JOB | Provide an exact copy of the data, excluding the images.

DATASET EXTRACT |
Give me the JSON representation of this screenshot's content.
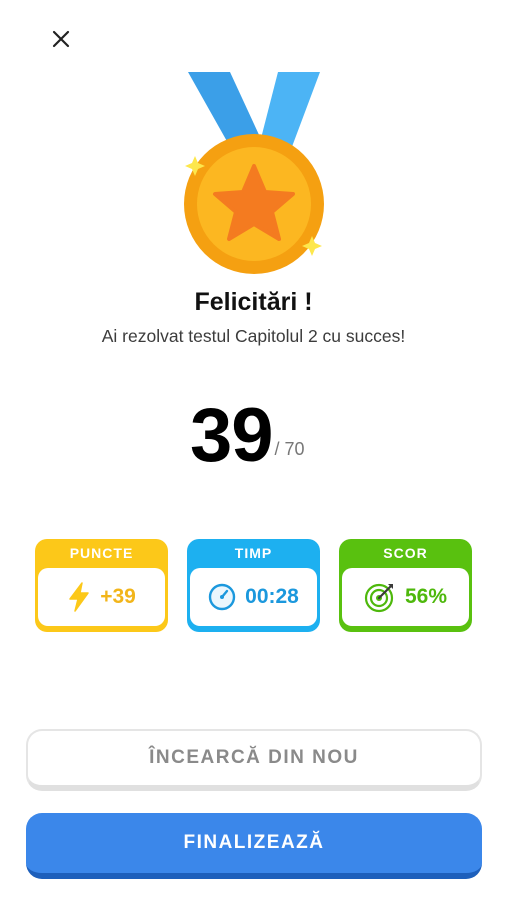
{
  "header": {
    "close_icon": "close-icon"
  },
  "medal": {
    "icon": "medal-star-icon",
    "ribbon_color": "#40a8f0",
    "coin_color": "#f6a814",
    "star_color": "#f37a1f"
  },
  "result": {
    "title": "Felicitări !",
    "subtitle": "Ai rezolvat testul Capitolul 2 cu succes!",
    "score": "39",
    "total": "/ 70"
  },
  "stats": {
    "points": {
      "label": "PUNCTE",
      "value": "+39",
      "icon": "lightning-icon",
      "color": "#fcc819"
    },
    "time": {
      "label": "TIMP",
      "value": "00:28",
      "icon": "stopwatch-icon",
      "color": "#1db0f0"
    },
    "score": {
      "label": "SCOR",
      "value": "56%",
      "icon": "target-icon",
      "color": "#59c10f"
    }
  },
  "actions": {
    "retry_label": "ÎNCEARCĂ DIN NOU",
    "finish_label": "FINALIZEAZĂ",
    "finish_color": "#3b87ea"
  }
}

TASK OUTPUT |
Give me the JSON representation of this screenshot's content.
{
  "header": {
    "close_icon": "close-icon"
  },
  "medal": {
    "icon": "medal-star-icon",
    "ribbon_color": "#40a8f0",
    "coin_color": "#f6a814",
    "star_color": "#f37a1f"
  },
  "result": {
    "title": "Felicitări !",
    "subtitle": "Ai rezolvat testul Capitolul 2 cu succes!",
    "score": "39",
    "total": "/ 70"
  },
  "stats": {
    "points": {
      "label": "PUNCTE",
      "value": "+39",
      "icon": "lightning-icon",
      "color": "#fcc819"
    },
    "time": {
      "label": "TIMP",
      "value": "00:28",
      "icon": "stopwatch-icon",
      "color": "#1db0f0"
    },
    "score": {
      "label": "SCOR",
      "value": "56%",
      "icon": "target-icon",
      "color": "#59c10f"
    }
  },
  "actions": {
    "retry_label": "ÎNCEARCĂ DIN NOU",
    "finish_label": "FINALIZEAZĂ",
    "finish_color": "#3b87ea"
  }
}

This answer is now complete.